───── Material for this task ─────
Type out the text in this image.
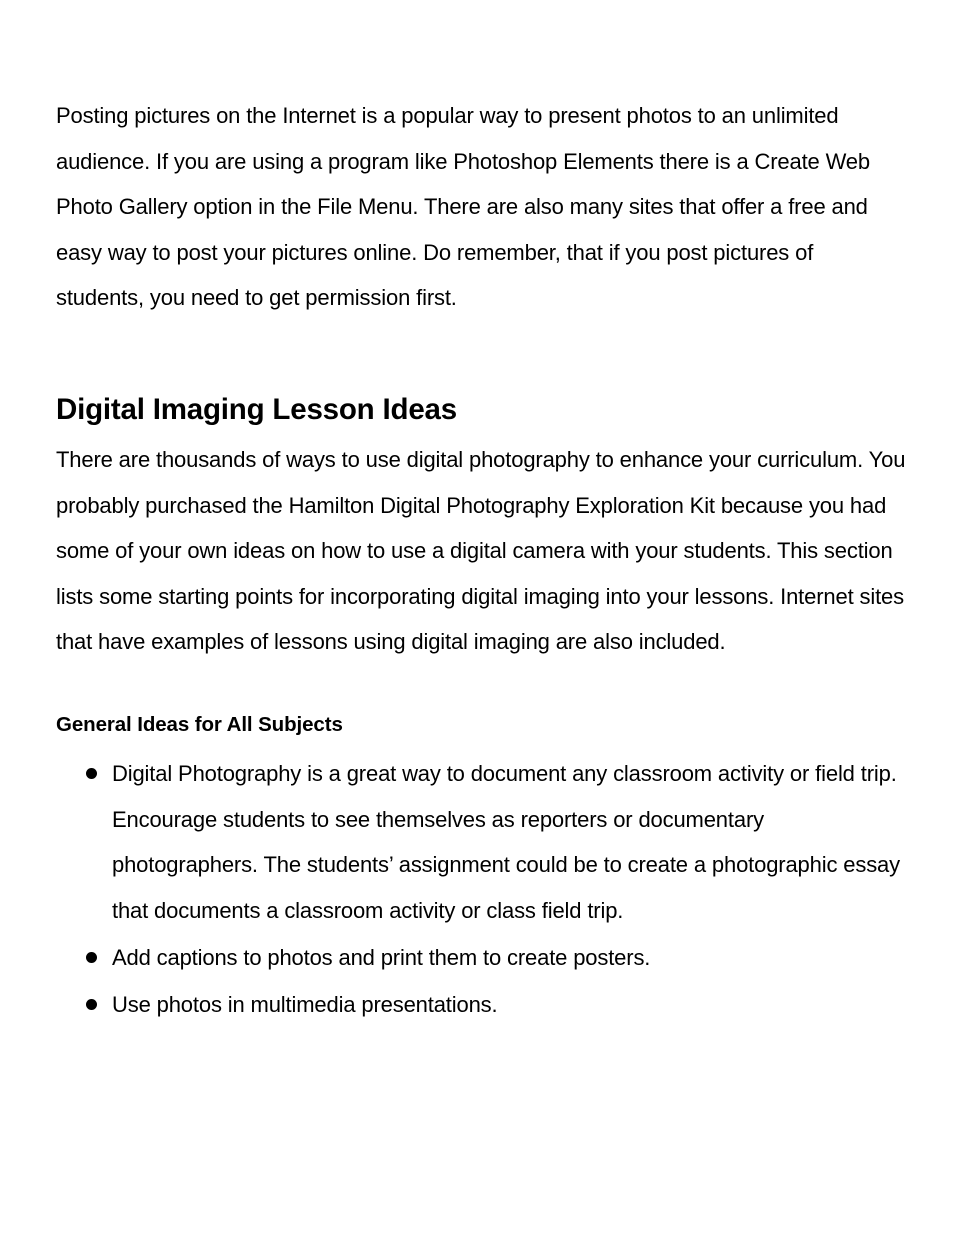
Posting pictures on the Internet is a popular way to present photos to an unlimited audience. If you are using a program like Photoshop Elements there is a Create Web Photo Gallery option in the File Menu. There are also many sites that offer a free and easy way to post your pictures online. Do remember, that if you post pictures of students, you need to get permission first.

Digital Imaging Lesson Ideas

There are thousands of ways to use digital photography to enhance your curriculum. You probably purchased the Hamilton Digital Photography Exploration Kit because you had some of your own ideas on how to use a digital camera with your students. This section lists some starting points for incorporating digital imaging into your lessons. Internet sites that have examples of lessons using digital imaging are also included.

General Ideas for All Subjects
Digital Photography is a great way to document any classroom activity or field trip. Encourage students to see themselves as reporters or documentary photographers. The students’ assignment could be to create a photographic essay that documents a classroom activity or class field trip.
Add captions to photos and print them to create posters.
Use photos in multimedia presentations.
─────
__Exercise requirements__.
Your copy should match the entries exactly, minus the pictures.

__Task response__.
Type out the text in this image.
Posting pictures on the Internet is a popular way to present photos to an unlimited audience. If you are using a program like Photoshop Elements there is a Create Web Photo Gallery option in the File Menu. There are also many sites that offer a free and easy way to post your pictures online. Do remember, that if you post pictures of students, you need to get permission first.

Digital Imaging Lesson Ideas

There are thousands of ways to use digital photography to enhance your curriculum. You probably purchased the Hamilton Digital Photography Exploration Kit because you had some of your own ideas on how to use a digital camera with your students. This section lists some starting points for incorporating digital imaging into your lessons. Internet sites that have examples of lessons using digital imaging are also included.

General Ideas for All Subjects
Digital Photography is a great way to document any classroom activity or field trip. Encourage students to see themselves as reporters or documentary photographers. The students’ assignment could be to create a photographic essay that documents a classroom activity or class field trip.
Add captions to photos and print them to create posters.
Use photos in multimedia presentations.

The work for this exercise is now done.